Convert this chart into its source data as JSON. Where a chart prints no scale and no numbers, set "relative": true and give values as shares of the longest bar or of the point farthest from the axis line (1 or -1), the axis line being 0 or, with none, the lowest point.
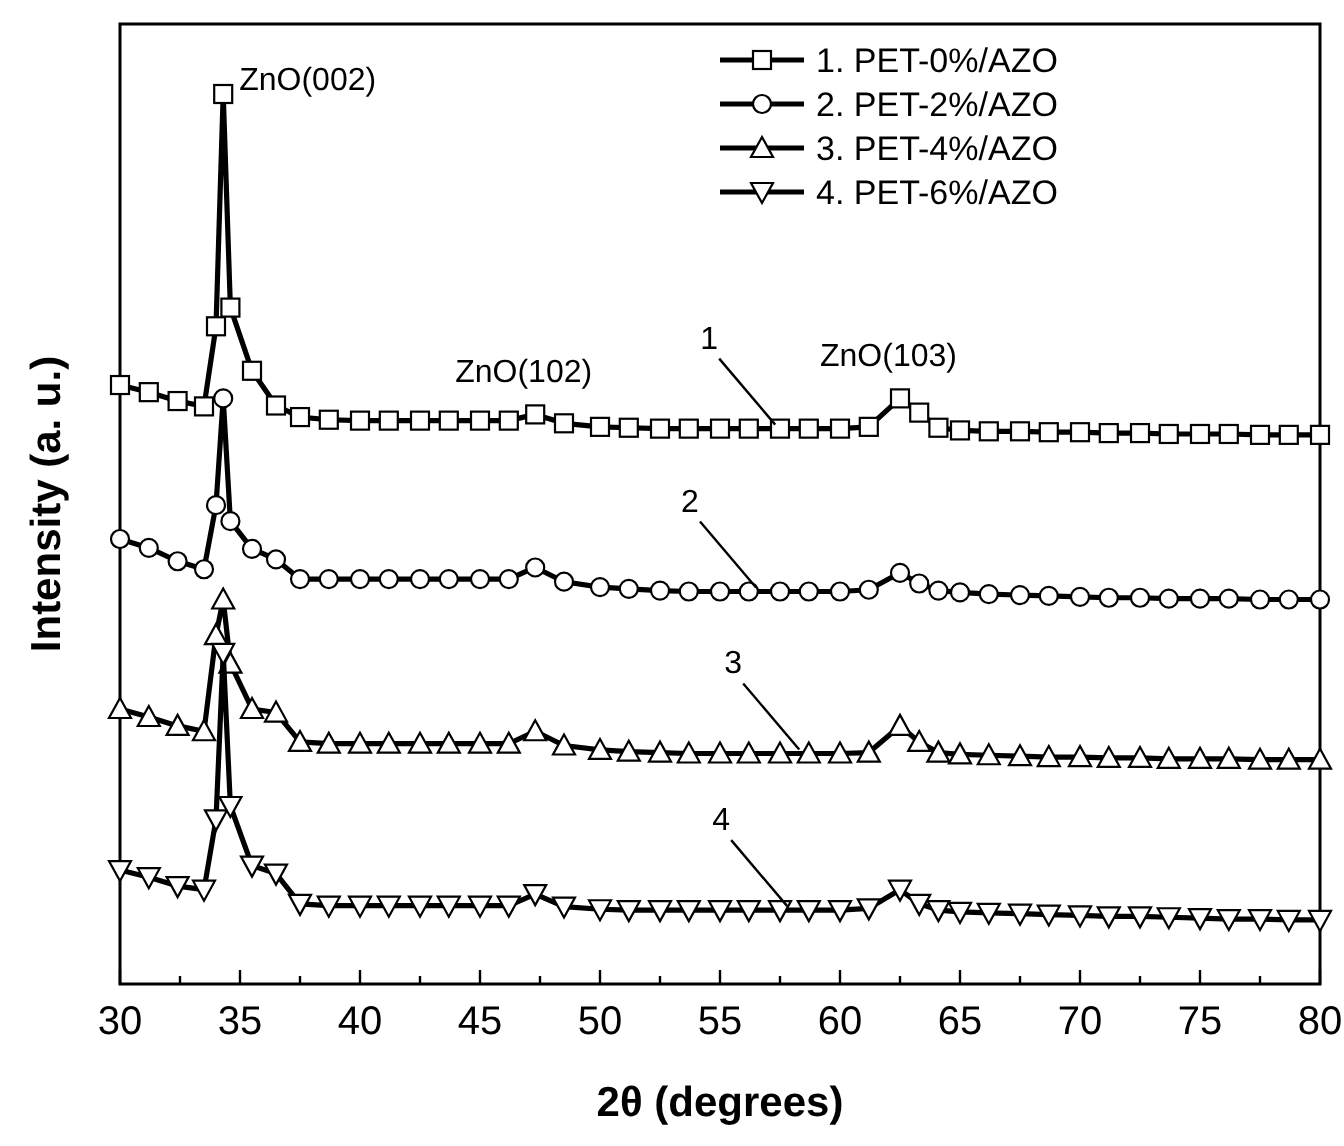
{
  "chart_data": {
    "type": "line",
    "relative": true,
    "xlabel": "2θ (degrees)",
    "ylabel": "Intensity (a. u.)",
    "x": [
      30,
      31.2,
      32.4,
      33.5,
      34,
      34.3,
      34.6,
      35.5,
      36.5,
      37.5,
      38.7,
      40,
      41.2,
      42.5,
      43.7,
      45,
      46.2,
      47.3,
      48.5,
      50,
      51.2,
      52.5,
      53.7,
      55,
      56.2,
      57.5,
      58.7,
      60,
      61.2,
      62.5,
      63.3,
      64.1,
      65,
      66.2,
      67.5,
      68.7,
      70,
      71.2,
      72.5,
      73.7,
      75,
      76.2,
      77.5,
      78.7,
      80
    ],
    "xlim": [
      30,
      80
    ],
    "xticks": [
      30,
      {
        "value": 32.5,
        "label": null
      },
      35,
      {
        "value": 37.5,
        "label": null
      },
      40,
      {
        "value": 42.5,
        "label": null
      },
      45,
      {
        "value": 47.5,
        "label": null
      },
      50,
      {
        "value": 52.5,
        "label": null
      },
      55,
      {
        "value": 57.5,
        "label": null
      },
      60,
      {
        "value": 62.5,
        "label": null
      },
      65,
      {
        "value": 67.5,
        "label": null
      },
      70,
      {
        "value": 72.5,
        "label": null
      },
      75,
      {
        "value": 77.5,
        "label": null
      },
      80
    ],
    "legend": "top right",
    "line_style": "solid",
    "grid": false,
    "series": [
      {
        "name": "1. PET-0%/AZO",
        "color": "#000000",
        "marker": "square",
        "values": [
          0.673,
          0.665,
          0.655,
          0.649,
          0.739,
          1.0,
          0.76,
          0.689,
          0.65,
          0.637,
          0.634,
          0.633,
          0.633,
          0.633,
          0.633,
          0.633,
          0.633,
          0.64,
          0.63,
          0.626,
          0.625,
          0.624,
          0.624,
          0.624,
          0.624,
          0.624,
          0.624,
          0.624,
          0.626,
          0.658,
          0.642,
          0.625,
          0.622,
          0.621,
          0.621,
          0.62,
          0.62,
          0.619,
          0.619,
          0.618,
          0.618,
          0.618,
          0.617,
          0.617,
          0.617
        ]
      },
      {
        "name": "2. PET-2%/AZO",
        "color": "#000000",
        "marker": "circle",
        "values": [
          0.5,
          0.49,
          0.475,
          0.466,
          0.538,
          0.658,
          0.52,
          0.489,
          0.477,
          0.455,
          0.455,
          0.455,
          0.455,
          0.455,
          0.455,
          0.455,
          0.455,
          0.468,
          0.452,
          0.446,
          0.444,
          0.442,
          0.441,
          0.441,
          0.441,
          0.441,
          0.441,
          0.441,
          0.443,
          0.462,
          0.45,
          0.442,
          0.44,
          0.438,
          0.437,
          0.436,
          0.435,
          0.434,
          0.434,
          0.433,
          0.433,
          0.433,
          0.432,
          0.432,
          0.432
        ]
      },
      {
        "name": "3. PET-4%/AZO",
        "color": "#000000",
        "marker": "triangle",
        "values": [
          0.309,
          0.3,
          0.29,
          0.284,
          0.392,
          0.432,
          0.36,
          0.309,
          0.305,
          0.272,
          0.27,
          0.27,
          0.27,
          0.27,
          0.27,
          0.27,
          0.27,
          0.284,
          0.268,
          0.263,
          0.261,
          0.26,
          0.259,
          0.259,
          0.259,
          0.259,
          0.259,
          0.259,
          0.26,
          0.29,
          0.272,
          0.26,
          0.258,
          0.257,
          0.256,
          0.255,
          0.255,
          0.254,
          0.254,
          0.253,
          0.253,
          0.253,
          0.252,
          0.252,
          0.252
        ]
      },
      {
        "name": "4. PET-6%/AZO",
        "color": "#000000",
        "marker": "triangle-down",
        "values": [
          0.128,
          0.12,
          0.11,
          0.106,
          0.185,
          0.372,
          0.2,
          0.133,
          0.124,
          0.09,
          0.088,
          0.088,
          0.088,
          0.088,
          0.088,
          0.088,
          0.088,
          0.101,
          0.087,
          0.084,
          0.083,
          0.083,
          0.083,
          0.083,
          0.083,
          0.083,
          0.083,
          0.083,
          0.085,
          0.106,
          0.09,
          0.083,
          0.081,
          0.08,
          0.079,
          0.078,
          0.077,
          0.076,
          0.076,
          0.075,
          0.074,
          0.073,
          0.073,
          0.072,
          0.072
        ]
      }
    ],
    "annotations": [
      {
        "text": "ZnO(002)",
        "x": 34.3,
        "y": 1.0
      },
      {
        "text": "ZnO(102)",
        "x": 47.3,
        "y": 0.64
      },
      {
        "text": "ZnO(103)",
        "x": 62.5,
        "y": 0.658
      },
      {
        "text": "1",
        "x": 57.3,
        "y": 0.624
      },
      {
        "text": "2",
        "x": 56.5,
        "y": 0.441
      },
      {
        "text": "3",
        "x": 58.3,
        "y": 0.259
      },
      {
        "text": "4",
        "x": 57.8,
        "y": 0.083
      }
    ]
  }
}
____
THE EXERCISE
The records above are to be reproduced exactly; the pictures are to be left out.

EXERCISE RESPONSE
Convert this chart into its source data as JSON. Where a chart prints no scale and no numbers, set "relative": true and give values as shares of the longest bar or of the point farthest from the axis line (1 or -1), the axis line being 0 or, with none, the lowest point.
{
  "chart_data": {
    "type": "line",
    "relative": true,
    "xlabel": "2θ (degrees)",
    "ylabel": "Intensity (a. u.)",
    "x": [
      30,
      31.2,
      32.4,
      33.5,
      34,
      34.3,
      34.6,
      35.5,
      36.5,
      37.5,
      38.7,
      40,
      41.2,
      42.5,
      43.7,
      45,
      46.2,
      47.3,
      48.5,
      50,
      51.2,
      52.5,
      53.7,
      55,
      56.2,
      57.5,
      58.7,
      60,
      61.2,
      62.5,
      63.3,
      64.1,
      65,
      66.2,
      67.5,
      68.7,
      70,
      71.2,
      72.5,
      73.7,
      75,
      76.2,
      77.5,
      78.7,
      80
    ],
    "xlim": [
      30,
      80
    ],
    "xticks": [
      30,
      {
        "value": 32.5,
        "label": null
      },
      35,
      {
        "value": 37.5,
        "label": null
      },
      40,
      {
        "value": 42.5,
        "label": null
      },
      45,
      {
        "value": 47.5,
        "label": null
      },
      50,
      {
        "value": 52.5,
        "label": null
      },
      55,
      {
        "value": 57.5,
        "label": null
      },
      60,
      {
        "value": 62.5,
        "label": null
      },
      65,
      {
        "value": 67.5,
        "label": null
      },
      70,
      {
        "value": 72.5,
        "label": null
      },
      75,
      {
        "value": 77.5,
        "label": null
      },
      80
    ],
    "legend": "top right",
    "line_style": "solid",
    "grid": false,
    "series": [
      {
        "name": "1. PET-0%/AZO",
        "color": "#000000",
        "marker": "square",
        "values": [
          0.673,
          0.665,
          0.655,
          0.649,
          0.739,
          1.0,
          0.76,
          0.689,
          0.65,
          0.637,
          0.634,
          0.633,
          0.633,
          0.633,
          0.633,
          0.633,
          0.633,
          0.64,
          0.63,
          0.626,
          0.625,
          0.624,
          0.624,
          0.624,
          0.624,
          0.624,
          0.624,
          0.624,
          0.626,
          0.658,
          0.642,
          0.625,
          0.622,
          0.621,
          0.621,
          0.62,
          0.62,
          0.619,
          0.619,
          0.618,
          0.618,
          0.618,
          0.617,
          0.617,
          0.617
        ]
      },
      {
        "name": "2. PET-2%/AZO",
        "color": "#000000",
        "marker": "circle",
        "values": [
          0.5,
          0.49,
          0.475,
          0.466,
          0.538,
          0.658,
          0.52,
          0.489,
          0.477,
          0.455,
          0.455,
          0.455,
          0.455,
          0.455,
          0.455,
          0.455,
          0.455,
          0.468,
          0.452,
          0.446,
          0.444,
          0.442,
          0.441,
          0.441,
          0.441,
          0.441,
          0.441,
          0.441,
          0.443,
          0.462,
          0.45,
          0.442,
          0.44,
          0.438,
          0.437,
          0.436,
          0.435,
          0.434,
          0.434,
          0.433,
          0.433,
          0.433,
          0.432,
          0.432,
          0.432
        ]
      },
      {
        "name": "3. PET-4%/AZO",
        "color": "#000000",
        "marker": "triangle",
        "values": [
          0.309,
          0.3,
          0.29,
          0.284,
          0.392,
          0.432,
          0.36,
          0.309,
          0.305,
          0.272,
          0.27,
          0.27,
          0.27,
          0.27,
          0.27,
          0.27,
          0.27,
          0.284,
          0.268,
          0.263,
          0.261,
          0.26,
          0.259,
          0.259,
          0.259,
          0.259,
          0.259,
          0.259,
          0.26,
          0.29,
          0.272,
          0.26,
          0.258,
          0.257,
          0.256,
          0.255,
          0.255,
          0.254,
          0.254,
          0.253,
          0.253,
          0.253,
          0.252,
          0.252,
          0.252
        ]
      },
      {
        "name": "4. PET-6%/AZO",
        "color": "#000000",
        "marker": "triangle-down",
        "values": [
          0.128,
          0.12,
          0.11,
          0.106,
          0.185,
          0.372,
          0.2,
          0.133,
          0.124,
          0.09,
          0.088,
          0.088,
          0.088,
          0.088,
          0.088,
          0.088,
          0.088,
          0.101,
          0.087,
          0.084,
          0.083,
          0.083,
          0.083,
          0.083,
          0.083,
          0.083,
          0.083,
          0.083,
          0.085,
          0.106,
          0.09,
          0.083,
          0.081,
          0.08,
          0.079,
          0.078,
          0.077,
          0.076,
          0.076,
          0.075,
          0.074,
          0.073,
          0.073,
          0.072,
          0.072
        ]
      }
    ],
    "annotations": [
      {
        "text": "ZnO(002)",
        "x": 34.3,
        "y": 1.0
      },
      {
        "text": "ZnO(102)",
        "x": 47.3,
        "y": 0.64
      },
      {
        "text": "ZnO(103)",
        "x": 62.5,
        "y": 0.658
      },
      {
        "text": "1",
        "x": 57.3,
        "y": 0.624
      },
      {
        "text": "2",
        "x": 56.5,
        "y": 0.441
      },
      {
        "text": "3",
        "x": 58.3,
        "y": 0.259
      },
      {
        "text": "4",
        "x": 57.8,
        "y": 0.083
      }
    ]
  }
}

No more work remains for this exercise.